OPPO has 7 papers selected and wins 8 challenges at CVPR 2022
OPPO has 7 papers selected and wins 8 challenges at CVPR 2022
Kamis, 23 Juni 2022 | 09:57
SHENZHEN, CHINA -
Media OutReach
- 23 June 2022 - The annual Computer Vision and Pattern Recognition
Conference (CVPR) came to an end in New Orleans today, with globally
leading technology company OPPO successfully having seven of its
submitted papers selected for the conference, putting it among the most
successful technology companies at the event. OPPO also placed in eight
of the widely watched competition events at the conference, taking home
three first place, one second place, and four third place prizes.
As deep learning technology has developed over the years, artificial
intelligence has shifted from perceptual intelligence to cognitive
intelligence. In addition to being able to 'see' or 'hear' like humans,
modern AI technology is now able to demonstrate a similar level of
cognitive ability to humans too. Multimodal fusion, 3D visual
intelligence technology, and automated machine learning are becoming key
research topics in the field of AI, and areas in which OPPO has
achieved several theoretical and technological breakthroughs of its own.
"In 2012, deep neural networks designed for image recognition tasks
re-energized the research and application of artificial intelligence.
Since then, AI technology has seen a decade of rapid development." said
Guo Yandong, Chief Scientist in Intelligent Perception at OPPO."OPPO
continues to promote artificial intelligence to accomplish complex
perceptual and cognitive behaviors. For example, AI can learn from
unlabeled massive data and realize downstream migration and reconstruct
3D information from several limited perspectives. We also empower AI
with higher cognitive abilities to understand and create beauty and
develop embodied AI with autonomous behavior. I'm delighted to see that
seven of our papers have been selected for this year's conference.

**Data records**
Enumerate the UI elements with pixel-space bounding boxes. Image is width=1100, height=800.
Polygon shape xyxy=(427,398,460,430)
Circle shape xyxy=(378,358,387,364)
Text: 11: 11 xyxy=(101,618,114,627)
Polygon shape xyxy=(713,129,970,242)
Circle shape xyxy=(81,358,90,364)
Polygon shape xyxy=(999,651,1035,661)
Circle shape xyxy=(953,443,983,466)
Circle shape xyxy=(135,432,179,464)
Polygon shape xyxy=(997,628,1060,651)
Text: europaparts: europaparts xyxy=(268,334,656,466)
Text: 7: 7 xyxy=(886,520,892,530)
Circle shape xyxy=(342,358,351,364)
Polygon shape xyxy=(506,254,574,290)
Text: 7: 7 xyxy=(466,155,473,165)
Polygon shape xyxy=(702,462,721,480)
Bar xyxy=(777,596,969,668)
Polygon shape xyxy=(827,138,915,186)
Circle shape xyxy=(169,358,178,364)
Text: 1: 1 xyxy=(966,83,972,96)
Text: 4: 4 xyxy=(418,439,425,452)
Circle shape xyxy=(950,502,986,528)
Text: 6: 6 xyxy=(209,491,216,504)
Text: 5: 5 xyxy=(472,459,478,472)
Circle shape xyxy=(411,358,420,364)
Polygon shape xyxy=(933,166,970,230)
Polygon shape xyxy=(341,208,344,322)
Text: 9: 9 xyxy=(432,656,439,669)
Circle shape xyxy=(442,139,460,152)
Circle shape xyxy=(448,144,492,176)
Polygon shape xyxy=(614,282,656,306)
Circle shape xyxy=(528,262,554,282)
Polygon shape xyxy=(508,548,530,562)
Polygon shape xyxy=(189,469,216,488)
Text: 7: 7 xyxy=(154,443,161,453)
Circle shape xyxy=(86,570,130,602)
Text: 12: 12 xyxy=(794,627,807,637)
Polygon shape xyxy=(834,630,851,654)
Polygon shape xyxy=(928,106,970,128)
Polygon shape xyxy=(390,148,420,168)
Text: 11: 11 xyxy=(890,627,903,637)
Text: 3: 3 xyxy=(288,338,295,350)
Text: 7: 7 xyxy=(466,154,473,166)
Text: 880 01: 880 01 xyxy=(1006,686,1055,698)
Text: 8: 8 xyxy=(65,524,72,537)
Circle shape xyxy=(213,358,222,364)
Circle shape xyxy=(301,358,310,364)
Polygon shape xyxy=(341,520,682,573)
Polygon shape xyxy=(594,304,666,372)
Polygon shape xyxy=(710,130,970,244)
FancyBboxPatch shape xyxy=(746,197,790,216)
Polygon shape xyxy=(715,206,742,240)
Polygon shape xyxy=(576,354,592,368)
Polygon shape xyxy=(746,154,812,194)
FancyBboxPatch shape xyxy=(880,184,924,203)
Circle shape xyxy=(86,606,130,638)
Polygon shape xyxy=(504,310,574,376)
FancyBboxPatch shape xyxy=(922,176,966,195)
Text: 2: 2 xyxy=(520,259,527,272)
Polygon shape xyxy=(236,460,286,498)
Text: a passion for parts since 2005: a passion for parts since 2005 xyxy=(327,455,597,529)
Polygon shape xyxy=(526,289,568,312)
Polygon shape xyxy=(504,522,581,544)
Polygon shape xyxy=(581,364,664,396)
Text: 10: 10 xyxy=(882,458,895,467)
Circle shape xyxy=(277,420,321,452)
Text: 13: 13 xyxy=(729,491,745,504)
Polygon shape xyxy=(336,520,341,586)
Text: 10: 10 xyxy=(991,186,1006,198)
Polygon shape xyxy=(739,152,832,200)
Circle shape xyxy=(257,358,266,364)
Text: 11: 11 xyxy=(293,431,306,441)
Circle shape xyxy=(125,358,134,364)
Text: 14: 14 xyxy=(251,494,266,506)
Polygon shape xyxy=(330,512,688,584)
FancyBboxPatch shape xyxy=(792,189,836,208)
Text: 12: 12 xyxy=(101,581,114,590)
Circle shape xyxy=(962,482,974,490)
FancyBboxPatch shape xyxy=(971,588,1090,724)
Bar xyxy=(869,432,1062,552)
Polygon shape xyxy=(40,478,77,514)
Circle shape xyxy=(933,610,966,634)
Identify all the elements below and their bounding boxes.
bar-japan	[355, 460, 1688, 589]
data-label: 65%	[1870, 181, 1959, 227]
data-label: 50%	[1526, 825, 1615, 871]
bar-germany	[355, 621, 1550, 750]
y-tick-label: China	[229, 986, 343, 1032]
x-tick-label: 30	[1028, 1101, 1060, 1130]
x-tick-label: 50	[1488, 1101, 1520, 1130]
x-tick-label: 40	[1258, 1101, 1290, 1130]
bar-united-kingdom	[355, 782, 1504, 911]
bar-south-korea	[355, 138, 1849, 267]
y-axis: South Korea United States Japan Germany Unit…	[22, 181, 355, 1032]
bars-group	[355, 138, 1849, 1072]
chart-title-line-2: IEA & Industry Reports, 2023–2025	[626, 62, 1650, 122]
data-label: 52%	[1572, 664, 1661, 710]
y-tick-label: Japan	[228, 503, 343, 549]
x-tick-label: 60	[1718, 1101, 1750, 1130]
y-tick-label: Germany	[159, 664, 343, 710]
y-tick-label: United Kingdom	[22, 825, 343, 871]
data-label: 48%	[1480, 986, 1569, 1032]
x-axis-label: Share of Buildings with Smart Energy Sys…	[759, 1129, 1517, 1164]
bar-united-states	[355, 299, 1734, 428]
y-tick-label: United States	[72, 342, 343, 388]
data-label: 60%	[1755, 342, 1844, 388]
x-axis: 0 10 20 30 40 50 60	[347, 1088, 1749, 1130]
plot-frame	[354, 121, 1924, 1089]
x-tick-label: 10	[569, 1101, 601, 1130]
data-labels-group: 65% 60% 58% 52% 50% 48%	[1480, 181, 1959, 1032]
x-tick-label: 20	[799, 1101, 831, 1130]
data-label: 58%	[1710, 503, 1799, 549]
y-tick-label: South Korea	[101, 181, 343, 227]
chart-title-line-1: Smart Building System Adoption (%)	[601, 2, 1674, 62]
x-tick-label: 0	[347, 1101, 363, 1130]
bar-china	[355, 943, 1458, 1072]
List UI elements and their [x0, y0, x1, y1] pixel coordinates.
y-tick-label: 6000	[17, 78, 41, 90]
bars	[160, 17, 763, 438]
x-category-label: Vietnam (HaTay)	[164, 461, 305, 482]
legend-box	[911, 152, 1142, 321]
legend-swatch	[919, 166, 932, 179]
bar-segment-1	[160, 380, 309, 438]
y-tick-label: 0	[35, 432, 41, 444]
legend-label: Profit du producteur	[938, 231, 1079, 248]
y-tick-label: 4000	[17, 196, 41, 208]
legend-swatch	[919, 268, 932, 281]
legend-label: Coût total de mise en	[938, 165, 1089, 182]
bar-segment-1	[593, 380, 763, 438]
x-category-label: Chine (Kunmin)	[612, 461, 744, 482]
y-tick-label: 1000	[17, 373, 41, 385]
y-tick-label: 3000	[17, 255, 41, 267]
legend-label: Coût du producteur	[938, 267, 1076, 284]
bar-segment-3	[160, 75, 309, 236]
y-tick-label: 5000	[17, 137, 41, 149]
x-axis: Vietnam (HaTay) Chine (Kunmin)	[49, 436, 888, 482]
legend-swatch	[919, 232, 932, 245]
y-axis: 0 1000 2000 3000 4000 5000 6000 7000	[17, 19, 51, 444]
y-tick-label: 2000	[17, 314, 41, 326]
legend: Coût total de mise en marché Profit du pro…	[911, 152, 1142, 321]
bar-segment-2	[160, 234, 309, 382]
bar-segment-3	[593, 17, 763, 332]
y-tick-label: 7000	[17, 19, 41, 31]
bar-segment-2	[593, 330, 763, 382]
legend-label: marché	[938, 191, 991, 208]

**Actions to take**
1 – Could you reproduce the OPPO press release starting with "As deep learning" and going on through "of its own.", with "people" substituted for "humans"?
2 – Which key AI research topics does the OPPO press release name?
3 – Continue the OPPO press release about CVPR 2022 from the point where it stops.

**Response list**
1 –
As deep learning technology has developed over the years, artificial
intelligence has shifted from perceptual intelligence to cognitive
intelligence. In addition to being able to 'see' or 'hear' like people,
modern AI technology is now able to demonstrate a similar level of
cognitive ability to people too. Multimodal fusion, 3D visual
intelligence technology, and automated machine learning are becoming key
research topics in the field of AI, and areas in which OPPO has
achieved several theoretical and technological breakthroughs of its own.

2 –
- Multimodal fusion
- 3D visual intelligence technology
- Automated machine learning

3 –
Building on this success, we will continue to explore both fundamental
AI and cutting-edge AI technology, as well as the commercial
applications that will enable us to bring the benefits of AI to more
people."
The Seven papers accepted by CVPR 2022 showcase OPPO's progress in creating humanizing AI
Seven papers submitted by OPPO for this year's CVPR were selected for
presentation at the conference. Their areas of research include
multimodal information interaction, 3D human body reconstruction,
personalized image aesthetics assessment, knowledge distillation, and
others.
Cross-modal technology is seen as the key to 'humanizing' artificial
intelligence. Different modal data have different characteristics. Text
information often features a high level of generality, whereas visual
image information contains a large amount of specific contextual
details. It is a great challenge to establish effective interaction for
multimodal data. OPPO researchers proposed a new CRIS framework based on
the CLIP model to enable AI to get a more fine-grained understanding of
the text and image modal data. The model can achieve an accurate match
of a piece of relevant visual information in an image after feeding the
complex text descriptions.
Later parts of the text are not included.